Goal: All entries below need to be written out exactly, but without their pictures.

Dataset rows:
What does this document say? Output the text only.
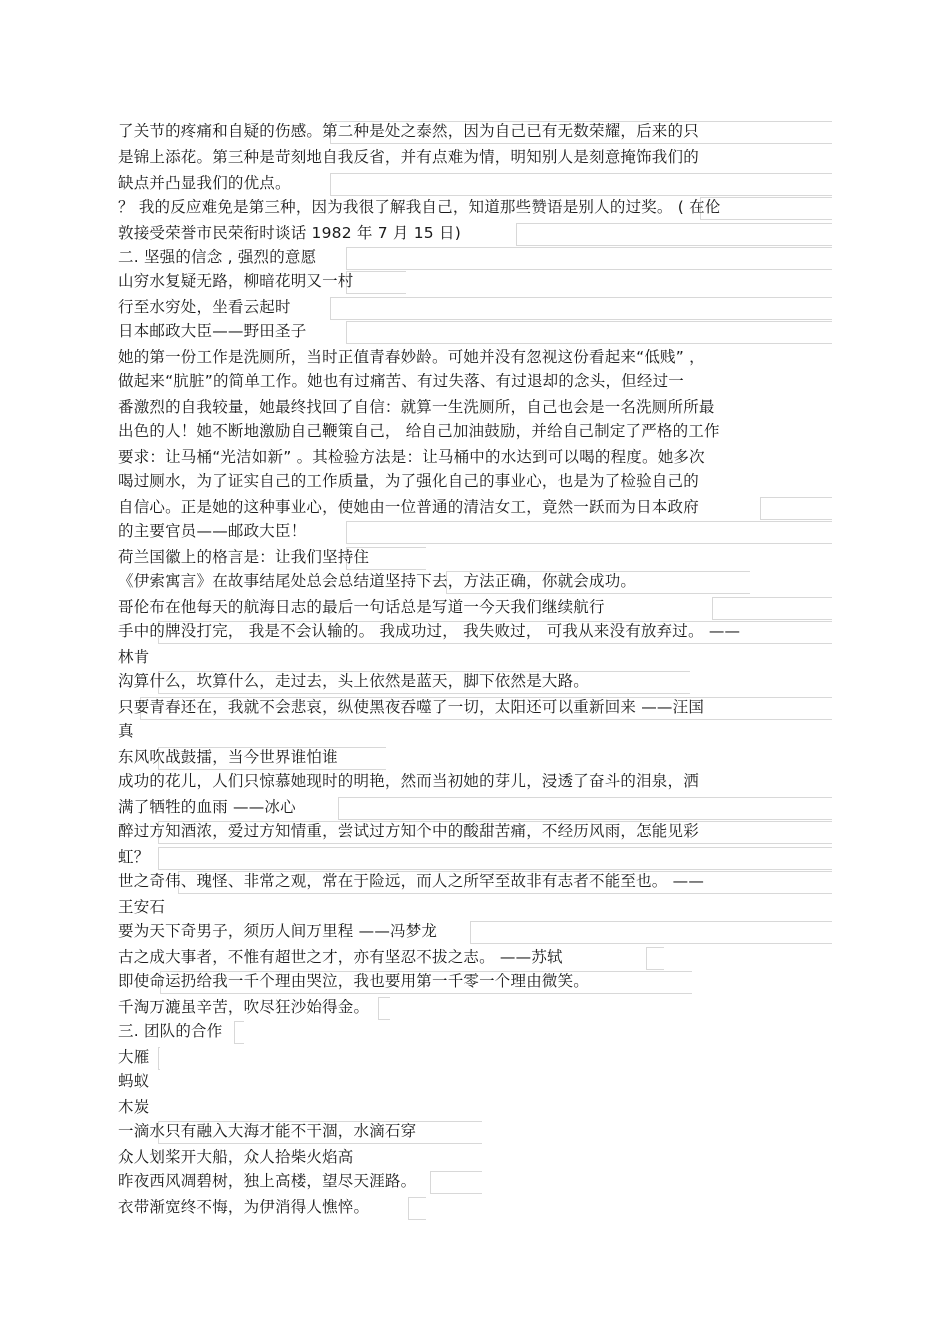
了关节的疼痛和自疑的伤感。第二种是处之泰然，因为自己已有无数荣耀，后来的只
是锦上添花。第三种是苛刻地自我反省，并有点难为情，明知别人是刻意掩饰我们的
缺点并凸显我们的优点。
？ 我的反应难免是第三种，因为我很了解我自己，知道那些赞语是别人的过奖。 ( 在伦
敦接受荣誉市民荣衔时谈话 1982 年 7 月 15 日)
二. 坚强的信念 , 强烈的意愿
山穷水复疑无路，柳暗花明又一村
行至水穷处，坐看云起时
日本邮政大臣——野田圣子
她的第一份工作是洗厕所，当时正值青春妙龄。可她并没有忽视这份看起来“低贱” ，
做起来“肮脏”的简单工作。她也有过痛苦、有过失落、有过退却的念头，但经过一
番激烈的自我较量，她最终找回了自信：就算一生洗厕所，自己也会是一名洗厕所所最
出色的人！她不断地激励自己鞭策自己， 给自己加油鼓励，并给自己制定了严格的工作
要求：让马桶“光洁如新” 。其检验方法是：让马桶中的水达到可以喝的程度。她多次
喝过厕水，为了证实自己的工作质量，为了强化自己的事业心，也是为了检验自己的
自信心。正是她的这种事业心，使她由一位普通的清洁女工，竟然一跃而为日本政府
的主要官员——邮政大臣！
荷兰国徽上的格言是：让我们坚持住
《伊索寓言》在故事结尾处总会总结道坚持下去，方法正确，你就会成功。
哥伦布在他每天的航海日志的最后一句话总是写道一今天我们继续航行
手中的牌没打完， 我是不会认输的。 我成功过， 我失败过， 可我从来没有放弃过。 ——
林肯
沟算什么，坎算什么，走过去，头上依然是蓝天，脚下依然是大路。
只要青春还在，我就不会悲哀，纵使黑夜吞噬了一切，太阳还可以重新回来 ——汪国
真
东风吹战鼓擂，当今世界谁怕谁
成功的花儿，人们只惊慕她现时的明艳，然而当初她的芽儿，浸透了奋斗的泪泉，洒
满了牺牲的血雨 ——冰心
醉过方知酒浓，爱过方知情重，尝试过方知个中的酸甜苦痛，不经历风雨，怎能见彩
虹？
世之奇伟、瑰怪、非常之观，常在于险远，而人之所罕至故非有志者不能至也。 ——
王安石
要为天下奇男子，须历人间万里程 ——冯梦龙
古之成大事者，不惟有超世之才，亦有坚忍不拔之志。 ——苏轼
即使命运扔给我一千个理由哭泣，我也要用第一千零一个理由微笑。
千淘万漉虽辛苦，吹尽狂沙始得金。
三. 团队的合作
大雁
蚂蚁
木炭
一滴水只有融入大海才能不干涸，水滴石穿
众人划桨开大船，众人拾柴火焰高
昨夜西风凋碧树，独上高楼，望尽天涯路。
衣带渐宽终不悔，为伊消得人憔悴。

Reply to the task:
What does this document say? Output the text only.
了关节的疼痛和自疑的伤感。第二种是处之泰然，因为自己已有无数荣耀，后来的只
是锦上添花。第三种是苛刻地自我反省，并有点难为情，明知别人是刻意掩饰我们的
缺点并凸显我们的优点。
？ 我的反应难免是第三种，因为我很了解我自己，知道那些赞语是别人的过奖。 ( 在伦
敦接受荣誉市民荣衔时谈话 1982 年 7 月 15 日)
二. 坚强的信念 , 强烈的意愿
山穷水复疑无路，柳暗花明又一村
行至水穷处，坐看云起时
日本邮政大臣——野田圣子
她的第一份工作是洗厕所，当时正值青春妙龄。可她并没有忽视这份看起来“低贱” ，
做起来“肮脏”的简单工作。她也有过痛苦、有过失落、有过退却的念头，但经过一
番激烈的自我较量，她最终找回了自信：就算一生洗厕所，自己也会是一名洗厕所所最
出色的人！她不断地激励自己鞭策自己， 给自己加油鼓励，并给自己制定了严格的工作
要求：让马桶“光洁如新” 。其检验方法是：让马桶中的水达到可以喝的程度。她多次
喝过厕水，为了证实自己的工作质量，为了强化自己的事业心，也是为了检验自己的
自信心。正是她的这种事业心，使她由一位普通的清洁女工，竟然一跃而为日本政府
的主要官员——邮政大臣！
荷兰国徽上的格言是：让我们坚持住
《伊索寓言》在故事结尾处总会总结道坚持下去，方法正确，你就会成功。
哥伦布在他每天的航海日志的最后一句话总是写道一今天我们继续航行
手中的牌没打完， 我是不会认输的。 我成功过， 我失败过， 可我从来没有放弃过。 ——
林肯
沟算什么，坎算什么，走过去，头上依然是蓝天，脚下依然是大路。
只要青春还在，我就不会悲哀，纵使黑夜吞噬了一切，太阳还可以重新回来 ——汪国
真
东风吹战鼓擂，当今世界谁怕谁
成功的花儿，人们只惊慕她现时的明艳，然而当初她的芽儿，浸透了奋斗的泪泉，洒
满了牺牲的血雨 ——冰心
醉过方知酒浓，爱过方知情重，尝试过方知个中的酸甜苦痛，不经历风雨，怎能见彩
虹？
世之奇伟、瑰怪、非常之观，常在于险远，而人之所罕至故非有志者不能至也。 ——
王安石
要为天下奇男子，须历人间万里程 ——冯梦龙
古之成大事者，不惟有超世之才，亦有坚忍不拔之志。 ——苏轼
即使命运扔给我一千个理由哭泣，我也要用第一千零一个理由微笑。
千淘万漉虽辛苦，吹尽狂沙始得金。
三. 团队的合作
大雁
蚂蚁
木炭
一滴水只有融入大海才能不干涸，水滴石穿
众人划桨开大船，众人拾柴火焰高
昨夜西风凋碧树，独上高楼，望尽天涯路。
衣带渐宽终不悔，为伊消得人憔悴。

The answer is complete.